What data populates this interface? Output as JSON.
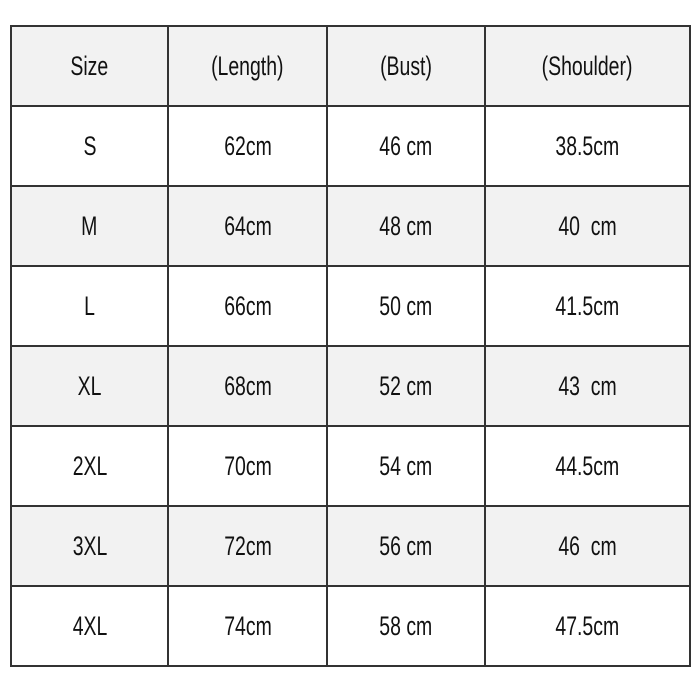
{
  "headers": [
    "Size",
    "(Length)",
    "(Bust)",
    "(Shoulder)"
  ],
  "rows": [
    [
      "S",
      "62cm",
      "46 cm",
      "38.5cm"
    ],
    [
      "M",
      "64cm",
      "48 cm",
      "40  cm"
    ],
    [
      "L",
      "66cm",
      "50 cm",
      "41.5cm"
    ],
    [
      "XL",
      "68cm",
      "52 cm",
      "43  cm"
    ],
    [
      "2XL",
      "70cm",
      "54 cm",
      "44.5cm"
    ],
    [
      "3XL",
      "72cm",
      "56 cm",
      "46  cm"
    ],
    [
      "4XL",
      "74cm",
      "58 cm",
      "47.5cm"
    ]
  ],
  "colors": {
    "shade": "#f2f2f2",
    "border": "#333333"
  }
}
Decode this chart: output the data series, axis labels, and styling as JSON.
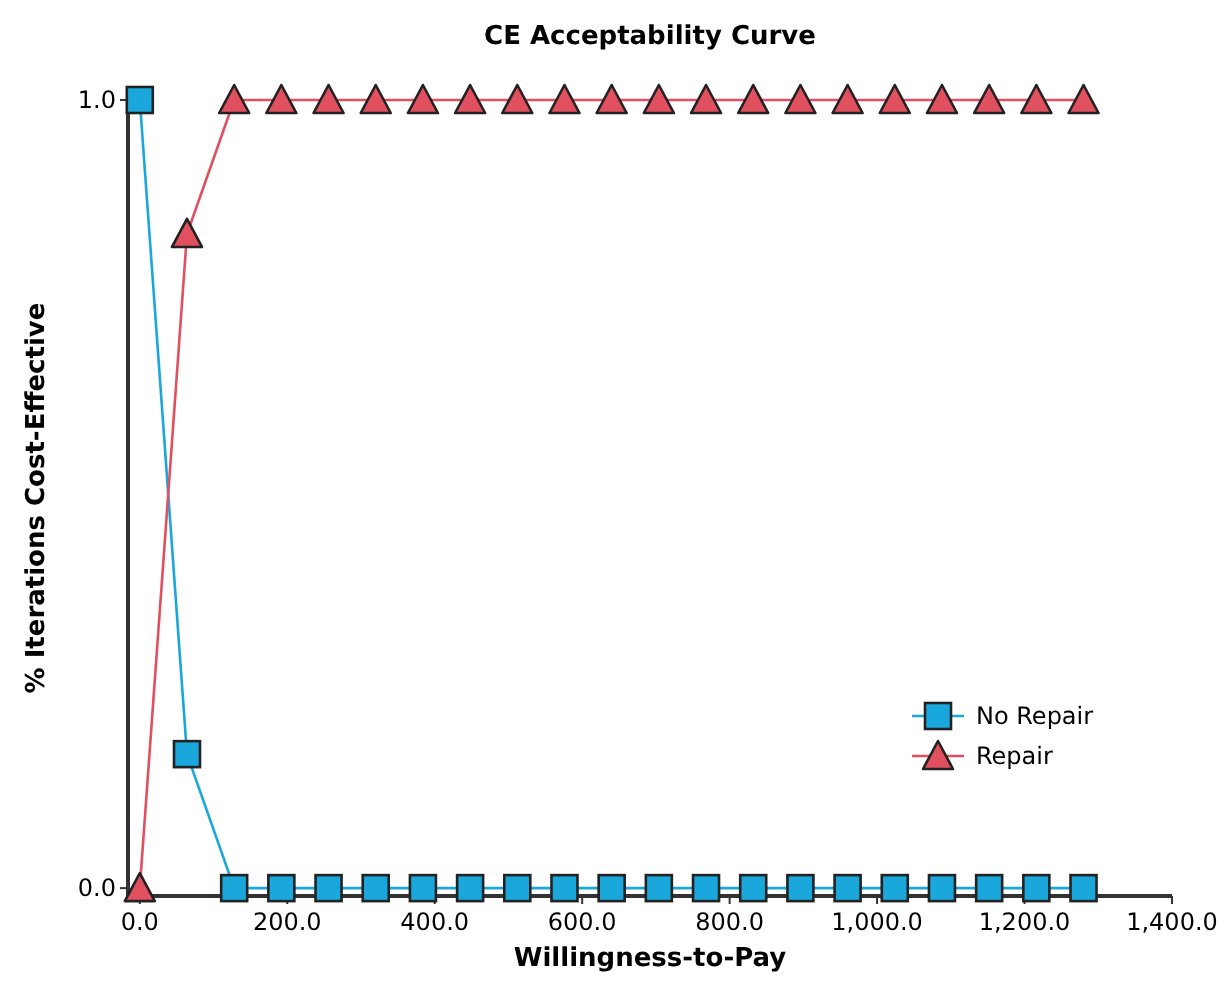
{
  "chart_data": {
    "type": "line",
    "title": "CE Acceptability Curve",
    "xlabel": "Willingness-to-Pay",
    "ylabel": "% Iterations Cost-Effective",
    "x": [
      0,
      64,
      128,
      192,
      256,
      320,
      384,
      448,
      512,
      576,
      640,
      704,
      768,
      832,
      896,
      960,
      1024,
      1088,
      1152,
      1216,
      1280
    ],
    "series": [
      {
        "name": "No Repair",
        "color": "#1aa7dc",
        "marker": "square",
        "values": [
          1.0,
          0.17,
          0,
          0,
          0,
          0,
          0,
          0,
          0,
          0,
          0,
          0,
          0,
          0,
          0,
          0,
          0,
          0,
          0,
          0,
          0
        ]
      },
      {
        "name": "Repair",
        "color": "#e0505f",
        "marker": "triangle",
        "values": [
          0,
          0.83,
          1.0,
          1.0,
          1.0,
          1.0,
          1.0,
          1.0,
          1.0,
          1.0,
          1.0,
          1.0,
          1.0,
          1.0,
          1.0,
          1.0,
          1.0,
          1.0,
          1.0,
          1.0,
          1.0
        ]
      }
    ],
    "xlim": [
      -16,
      1400
    ],
    "xticks": [
      {
        "value": 0,
        "label": "0.0"
      },
      {
        "value": 200,
        "label": "200.0"
      },
      {
        "value": 400,
        "label": "400.0"
      },
      {
        "value": 600,
        "label": "600.0"
      },
      {
        "value": 800,
        "label": "800.0"
      },
      {
        "value": 1000,
        "label": "1,000.0"
      },
      {
        "value": 1200,
        "label": "1,200.0"
      },
      {
        "value": 1400,
        "label": "1,400.0"
      }
    ],
    "ylim": [
      -0.01,
      1.0
    ],
    "yticks": [
      {
        "value": 0,
        "label": "0.0"
      },
      {
        "value": 1,
        "label": "1.0"
      }
    ],
    "grid": false,
    "legend": "bottom right",
    "line_style": "solid"
  }
}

#### What to do:
Where a line in the material above holds "series", copy that line.

#### Answer for the task:
Decode this chart: output the data series, axis labels, and styling as JSON.
    "series": [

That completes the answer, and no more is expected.